_REQUIRED TASK:_ Keep the pictures out of the copy and print all the entries below exactly.

_SOURCE MATERIAL:_
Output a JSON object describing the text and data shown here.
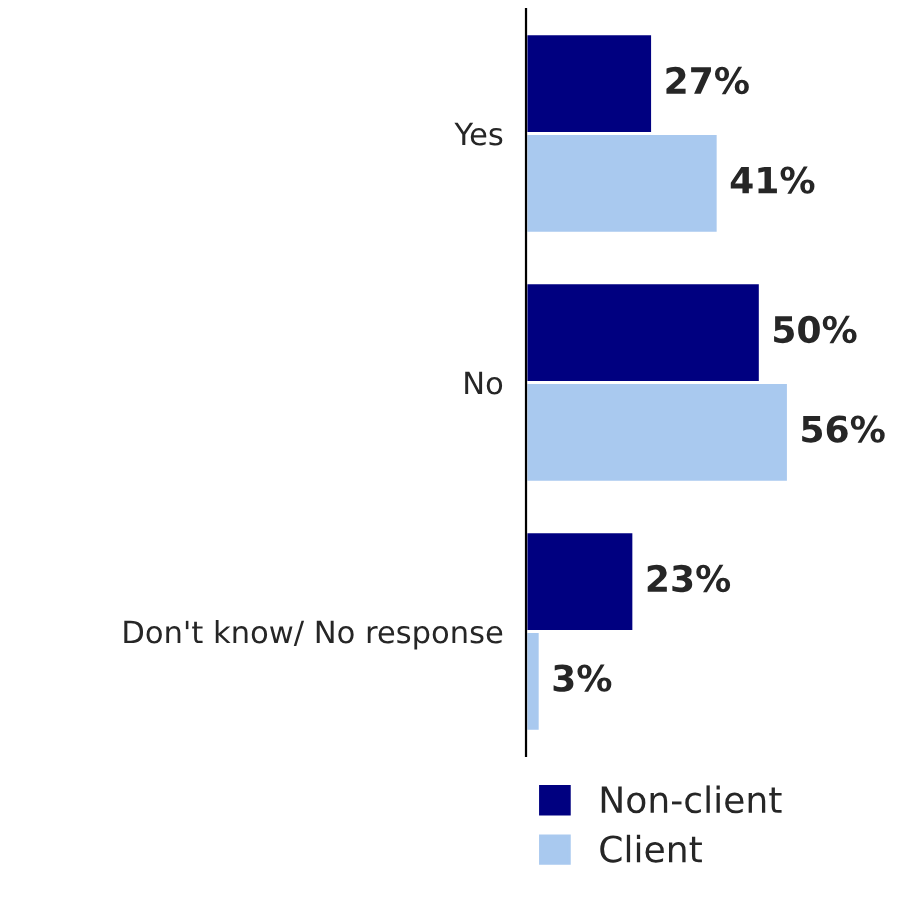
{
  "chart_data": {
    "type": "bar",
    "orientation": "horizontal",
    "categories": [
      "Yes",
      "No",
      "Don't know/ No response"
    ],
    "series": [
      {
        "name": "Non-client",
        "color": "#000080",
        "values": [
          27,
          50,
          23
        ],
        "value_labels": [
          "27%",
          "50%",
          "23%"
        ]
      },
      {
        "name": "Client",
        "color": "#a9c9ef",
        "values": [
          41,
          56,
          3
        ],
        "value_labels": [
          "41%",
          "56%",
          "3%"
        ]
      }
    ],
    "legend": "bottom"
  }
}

_ANSWER:_
Output a JSON object describing the text and data shown here.
{
  "chart_data": {
    "type": "bar",
    "orientation": "horizontal",
    "categories": [
      "Yes",
      "No",
      "Don't know/ No response"
    ],
    "series": [
      {
        "name": "Non-client",
        "color": "#000080",
        "values": [
          27,
          50,
          23
        ],
        "value_labels": [
          "27%",
          "50%",
          "23%"
        ]
      },
      {
        "name": "Client",
        "color": "#a9c9ef",
        "values": [
          41,
          56,
          3
        ],
        "value_labels": [
          "41%",
          "56%",
          "3%"
        ]
      }
    ],
    "legend": "bottom"
  }
}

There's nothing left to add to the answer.